> What is expected:
Write out the listing below exactly, and omit any images you find in it.

> Exercise material:
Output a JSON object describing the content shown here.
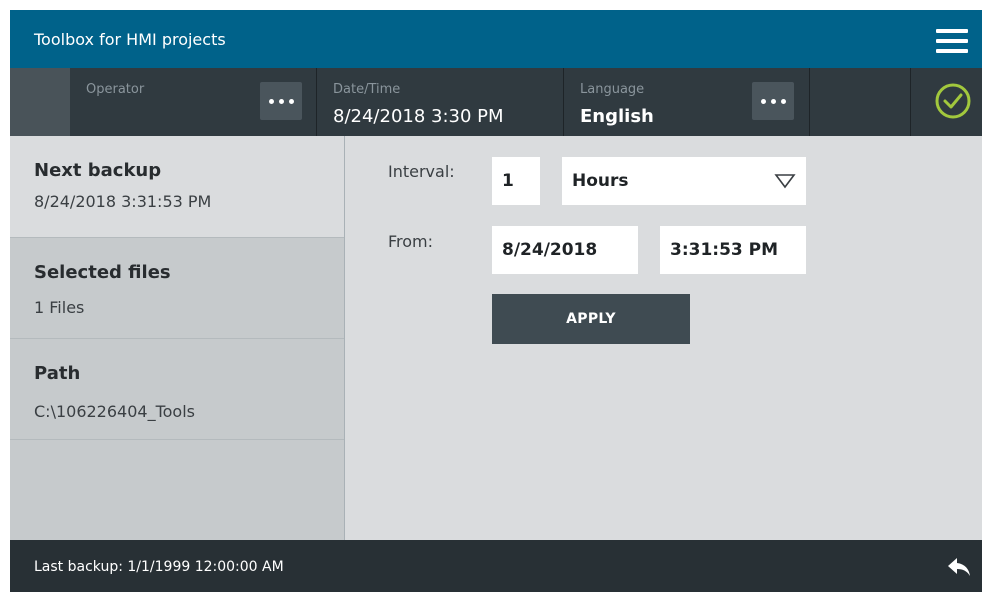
{
  "header": {
    "title": "Toolbox for HMI projects",
    "menu_icon": "hamburger-menu-icon"
  },
  "status": {
    "operator_label": "Operator",
    "operator_value": "",
    "datetime_label": "Date/Time",
    "datetime_value": "8/24/2018 3:30 PM",
    "language_label": "Language",
    "language_value": "English",
    "status_icon": "check-circle-icon",
    "status_color": "#a2c83d"
  },
  "sidebar": {
    "items": [
      {
        "title": "Next backup",
        "value": "8/24/2018 3:31:53 PM"
      },
      {
        "title": "Selected files",
        "value": "1 Files"
      },
      {
        "title": "Path",
        "value": "C:\\106226404_Tools"
      }
    ]
  },
  "form": {
    "interval_label": "Interval:",
    "interval_value": "1",
    "unit_value": "Hours",
    "from_label": "From:",
    "from_date": "8/24/2018",
    "from_time": "3:31:53 PM",
    "apply_label": "APPLY"
  },
  "footer": {
    "last_backup": "Last backup: 1/1/1999 12:00:00 AM",
    "back_icon": "back-arrow-icon"
  },
  "colors": {
    "title_bar": "#00628a",
    "status_bar": "#303a40",
    "footer": "#283035",
    "content_bg": "#dadcde"
  }
}
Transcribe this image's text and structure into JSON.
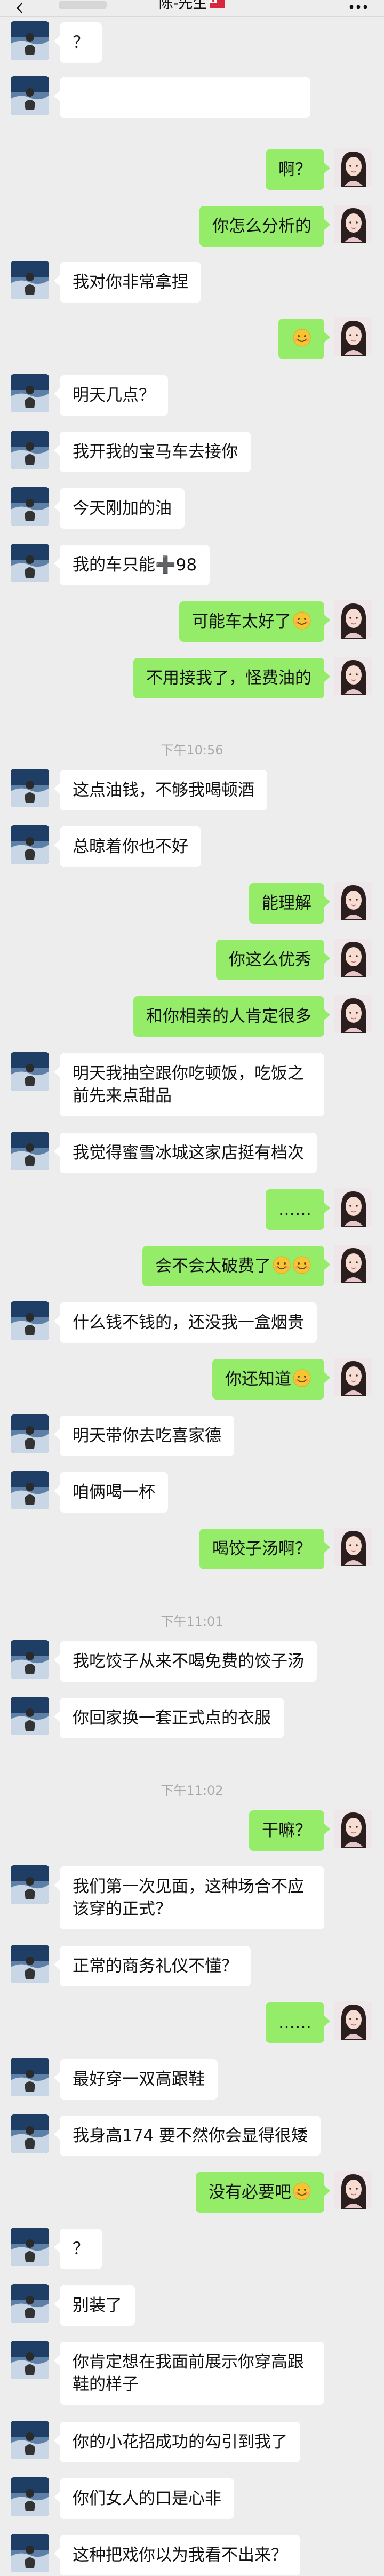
{
  "header": {
    "title": "陈-先生"
  },
  "icons": {
    "back": "chevron-left-icon",
    "more": "more-icon",
    "flag": "flag-icon",
    "emoji": "smiley-emoji-icon",
    "avatar_left": "avatar-contact",
    "avatar_right": "avatar-self"
  },
  "colors": {
    "background": "#EDEDED",
    "bubble_left": "#FFFFFF",
    "bubble_right": "#95EC69"
  },
  "messages": [
    {
      "side": "left",
      "text": "？"
    },
    {
      "side": "left",
      "text": ""
    },
    {
      "side": "right",
      "text": "啊？"
    },
    {
      "side": "right",
      "text": "你怎么分析的"
    },
    {
      "side": "left",
      "text": "我对你非常拿捏"
    },
    {
      "side": "right",
      "text": "",
      "emoji": 1
    },
    {
      "side": "left",
      "text": "明天几点？"
    },
    {
      "side": "left",
      "text": "我开我的宝马车去接你"
    },
    {
      "side": "left",
      "text": "今天刚加的油"
    },
    {
      "side": "left",
      "text": "我的车只能➕98"
    },
    {
      "side": "right",
      "text": "可能车太好了",
      "emoji": 1
    },
    {
      "side": "right",
      "text": "不用接我了，怪费油的"
    },
    {
      "time": "下午10:56"
    },
    {
      "side": "left",
      "text": "这点油钱，不够我喝顿酒"
    },
    {
      "side": "left",
      "text": "总晾着你也不好"
    },
    {
      "side": "right",
      "text": "能理解"
    },
    {
      "side": "right",
      "text": "你这么优秀"
    },
    {
      "side": "right",
      "text": "和你相亲的人肯定很多"
    },
    {
      "side": "left",
      "text": "明天我抽空跟你吃顿饭，吃饭之前先来点甜品"
    },
    {
      "side": "left",
      "text": "我觉得蜜雪冰城这家店挺有档次"
    },
    {
      "side": "right",
      "text": "……"
    },
    {
      "side": "right",
      "text": "会不会太破费了",
      "emoji": 2
    },
    {
      "side": "left",
      "text": "什么钱不钱的，还没我一盒烟贵"
    },
    {
      "side": "right",
      "text": "你还知道",
      "emoji": 1
    },
    {
      "side": "left",
      "text": "明天带你去吃喜家德"
    },
    {
      "side": "left",
      "text": "咱俩喝一杯"
    },
    {
      "side": "right",
      "text": "喝饺子汤啊？"
    },
    {
      "time": "下午11:01"
    },
    {
      "side": "left",
      "text": "我吃饺子从来不喝免费的饺子汤"
    },
    {
      "side": "left",
      "text": "你回家换一套正式点的衣服"
    },
    {
      "time": "下午11:02"
    },
    {
      "side": "right",
      "text": "干嘛？"
    },
    {
      "side": "left",
      "text": "我们第一次见面，这种场合不应该穿的正式？"
    },
    {
      "side": "left",
      "text": "正常的商务礼仪不懂？"
    },
    {
      "side": "right",
      "text": "……"
    },
    {
      "side": "left",
      "text": "最好穿一双高跟鞋"
    },
    {
      "side": "left",
      "text": "我身高174 要不然你会显得很矮"
    },
    {
      "side": "right",
      "text": "没有必要吧",
      "emoji": 1
    },
    {
      "side": "left",
      "text": "？"
    },
    {
      "side": "left",
      "text": "别装了"
    },
    {
      "side": "left",
      "text": "你肯定想在我面前展示你穿高跟鞋的样子"
    },
    {
      "side": "left",
      "text": "你的小花招成功的勾引到我了"
    },
    {
      "side": "left",
      "text": "你们女人的口是心非"
    },
    {
      "side": "left",
      "text": "这种把戏你以为我看不出来？"
    }
  ]
}
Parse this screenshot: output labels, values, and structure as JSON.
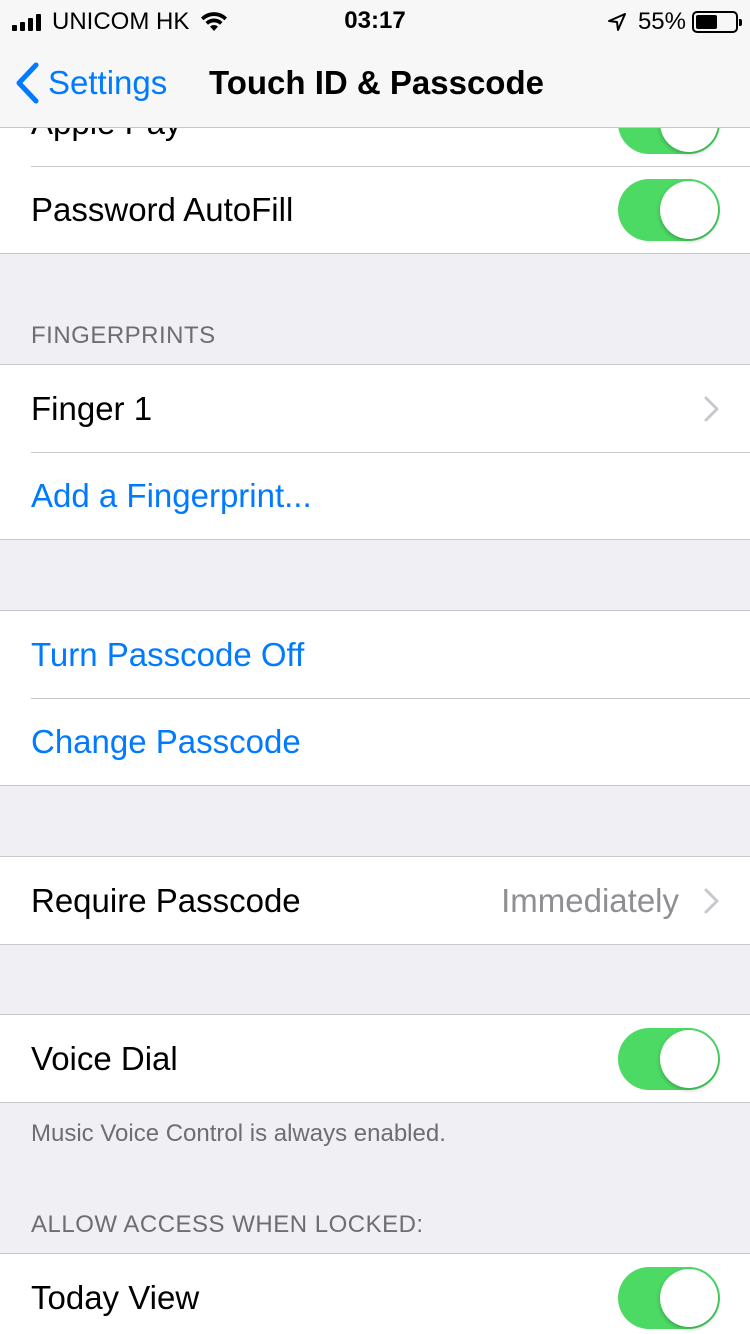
{
  "status_bar": {
    "carrier": "UNICOM HK",
    "time": "03:17",
    "battery_percent": "55%",
    "battery_level": 0.55,
    "icons": [
      "signal-icon",
      "wifi-icon",
      "location-arrow-icon",
      "battery-icon"
    ]
  },
  "nav": {
    "back_label": "Settings",
    "title": "Touch ID & Passcode"
  },
  "top_group": {
    "rows": [
      {
        "label": "Apple Pay",
        "toggle": true
      },
      {
        "label": "Password AutoFill",
        "toggle": true
      }
    ]
  },
  "fingerprints": {
    "header": "FINGERPRINTS",
    "finger_label": "Finger 1",
    "add_label": "Add a Fingerprint..."
  },
  "passcode": {
    "turn_off_label": "Turn Passcode Off",
    "change_label": "Change Passcode"
  },
  "require": {
    "label": "Require Passcode",
    "value": "Immediately"
  },
  "voice": {
    "label": "Voice Dial",
    "toggle": true,
    "footer": "Music Voice Control is always enabled."
  },
  "locked": {
    "header": "ALLOW ACCESS WHEN LOCKED:",
    "today_label": "Today View",
    "toggle": true
  },
  "colors": {
    "accent": "#007aff",
    "toggle_on": "#4cd964",
    "background": "#efeff4"
  }
}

> Output of the task:
Output a JSON object describing the content shown here.
{
  "header": {
    "title": "Toolbox for HMI projects",
    "menu_icon": "hamburger-menu-icon"
  },
  "status": {
    "operator_label": "Operator",
    "operator_value": "",
    "datetime_label": "Date/Time",
    "datetime_value": "8/24/2018 3:30 PM",
    "language_label": "Language",
    "language_value": "English",
    "status_icon": "check-circle-icon",
    "status_color": "#a2c83d"
  },
  "sidebar": {
    "items": [
      {
        "title": "Next backup",
        "value": "8/24/2018 3:31:53 PM"
      },
      {
        "title": "Selected files",
        "value": "1 Files"
      },
      {
        "title": "Path",
        "value": "C:\\106226404_Tools"
      }
    ]
  },
  "form": {
    "interval_label": "Interval:",
    "interval_value": "1",
    "unit_value": "Hours",
    "from_label": "From:",
    "from_date": "8/24/2018",
    "from_time": "3:31:53 PM",
    "apply_label": "APPLY"
  },
  "footer": {
    "last_backup": "Last backup: 1/1/1999 12:00:00 AM",
    "back_icon": "back-arrow-icon"
  },
  "colors": {
    "title_bar": "#00628a",
    "status_bar": "#303a40",
    "footer": "#283035",
    "content_bg": "#dadcde"
  }
}
Transcribe this image's text and structure into JSON.
{
  "header": {
    "title": "陈-先生"
  },
  "icons": {
    "back": "chevron-left-icon",
    "more": "more-icon",
    "flag": "flag-icon",
    "emoji": "smiley-emoji-icon",
    "avatar_left": "avatar-contact",
    "avatar_right": "avatar-self"
  },
  "colors": {
    "background": "#EDEDED",
    "bubble_left": "#FFFFFF",
    "bubble_right": "#95EC69"
  },
  "messages": [
    {
      "side": "left",
      "text": "？"
    },
    {
      "side": "left",
      "text": ""
    },
    {
      "side": "right",
      "text": "啊？"
    },
    {
      "side": "right",
      "text": "你怎么分析的"
    },
    {
      "side": "left",
      "text": "我对你非常拿捏"
    },
    {
      "side": "right",
      "text": "",
      "emoji": 1
    },
    {
      "side": "left",
      "text": "明天几点？"
    },
    {
      "side": "left",
      "text": "我开我的宝马车去接你"
    },
    {
      "side": "left",
      "text": "今天刚加的油"
    },
    {
      "side": "left",
      "text": "我的车只能➕98"
    },
    {
      "side": "right",
      "text": "可能车太好了",
      "emoji": 1
    },
    {
      "side": "right",
      "text": "不用接我了，怪费油的"
    },
    {
      "time": "下午10:56"
    },
    {
      "side": "left",
      "text": "这点油钱，不够我喝顿酒"
    },
    {
      "side": "left",
      "text": "总晾着你也不好"
    },
    {
      "side": "right",
      "text": "能理解"
    },
    {
      "side": "right",
      "text": "你这么优秀"
    },
    {
      "side": "right",
      "text": "和你相亲的人肯定很多"
    },
    {
      "side": "left",
      "text": "明天我抽空跟你吃顿饭，吃饭之前先来点甜品"
    },
    {
      "side": "left",
      "text": "我觉得蜜雪冰城这家店挺有档次"
    },
    {
      "side": "right",
      "text": "……"
    },
    {
      "side": "right",
      "text": "会不会太破费了",
      "emoji": 2
    },
    {
      "side": "left",
      "text": "什么钱不钱的，还没我一盒烟贵"
    },
    {
      "side": "right",
      "text": "你还知道",
      "emoji": 1
    },
    {
      "side": "left",
      "text": "明天带你去吃喜家德"
    },
    {
      "side": "left",
      "text": "咱俩喝一杯"
    },
    {
      "side": "right",
      "text": "喝饺子汤啊？"
    },
    {
      "time": "下午11:01"
    },
    {
      "side": "left",
      "text": "我吃饺子从来不喝免费的饺子汤"
    },
    {
      "side": "left",
      "text": "你回家换一套正式点的衣服"
    },
    {
      "time": "下午11:02"
    },
    {
      "side": "right",
      "text": "干嘛？"
    },
    {
      "side": "left",
      "text": "我们第一次见面，这种场合不应该穿的正式？"
    },
    {
      "side": "left",
      "text": "正常的商务礼仪不懂？"
    },
    {
      "side": "right",
      "text": "……"
    },
    {
      "side": "left",
      "text": "最好穿一双高跟鞋"
    },
    {
      "side": "left",
      "text": "我身高174 要不然你会显得很矮"
    },
    {
      "side": "right",
      "text": "没有必要吧",
      "emoji": 1
    },
    {
      "side": "left",
      "text": "？"
    },
    {
      "side": "left",
      "text": "别装了"
    },
    {
      "side": "left",
      "text": "你肯定想在我面前展示你穿高跟鞋的样子"
    },
    {
      "side": "left",
      "text": "你的小花招成功的勾引到我了"
    },
    {
      "side": "left",
      "text": "你们女人的口是心非"
    },
    {
      "side": "left",
      "text": "这种把戏你以为我看不出来？"
    }
  ]
}
Parse this screenshot: output labels, values, and structure as JSON.
{
  "status_bar": {
    "carrier": "UNICOM HK",
    "time": "03:17",
    "battery_percent": "55%",
    "battery_level": 0.55,
    "icons": [
      "signal-icon",
      "wifi-icon",
      "location-arrow-icon",
      "battery-icon"
    ]
  },
  "nav": {
    "back_label": "Settings",
    "title": "Touch ID & Passcode"
  },
  "top_group": {
    "rows": [
      {
        "label": "Apple Pay",
        "toggle": true
      },
      {
        "label": "Password AutoFill",
        "toggle": true
      }
    ]
  },
  "fingerprints": {
    "header": "FINGERPRINTS",
    "finger_label": "Finger 1",
    "add_label": "Add a Fingerprint..."
  },
  "passcode": {
    "turn_off_label": "Turn Passcode Off",
    "change_label": "Change Passcode"
  },
  "require": {
    "label": "Require Passcode",
    "value": "Immediately"
  },
  "voice": {
    "label": "Voice Dial",
    "toggle": true,
    "footer": "Music Voice Control is always enabled."
  },
  "locked": {
    "header": "ALLOW ACCESS WHEN LOCKED:",
    "today_label": "Today View",
    "toggle": true
  },
  "colors": {
    "accent": "#007aff",
    "toggle_on": "#4cd964",
    "background": "#efeff4"
  }
}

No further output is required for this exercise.